How many of the lines here include "Ctrl"? Answer with a single number.

==== Material shown

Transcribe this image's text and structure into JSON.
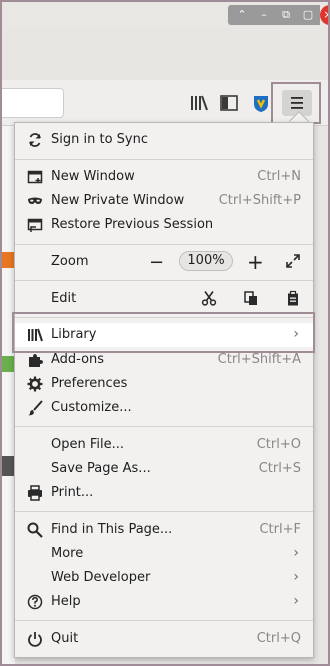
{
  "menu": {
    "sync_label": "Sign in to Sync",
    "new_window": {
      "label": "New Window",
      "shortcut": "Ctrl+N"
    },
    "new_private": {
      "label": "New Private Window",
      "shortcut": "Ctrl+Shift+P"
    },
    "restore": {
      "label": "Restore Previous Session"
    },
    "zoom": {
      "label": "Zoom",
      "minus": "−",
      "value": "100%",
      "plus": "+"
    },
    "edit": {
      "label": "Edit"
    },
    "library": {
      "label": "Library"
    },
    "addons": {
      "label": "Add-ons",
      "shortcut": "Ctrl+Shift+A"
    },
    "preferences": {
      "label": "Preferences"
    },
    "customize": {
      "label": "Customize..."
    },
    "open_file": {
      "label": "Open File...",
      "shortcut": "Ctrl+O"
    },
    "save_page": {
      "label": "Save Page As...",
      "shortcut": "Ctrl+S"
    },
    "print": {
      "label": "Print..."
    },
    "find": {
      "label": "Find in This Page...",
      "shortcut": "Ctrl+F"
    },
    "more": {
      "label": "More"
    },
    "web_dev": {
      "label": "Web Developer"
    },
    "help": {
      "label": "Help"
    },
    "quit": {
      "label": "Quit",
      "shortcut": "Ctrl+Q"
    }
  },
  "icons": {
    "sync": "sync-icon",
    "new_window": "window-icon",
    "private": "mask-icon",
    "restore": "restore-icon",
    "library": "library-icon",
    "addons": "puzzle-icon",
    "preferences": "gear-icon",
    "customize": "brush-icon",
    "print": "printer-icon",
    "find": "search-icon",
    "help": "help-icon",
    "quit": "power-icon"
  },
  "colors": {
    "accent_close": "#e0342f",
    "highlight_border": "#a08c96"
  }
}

========

Exercise solution
7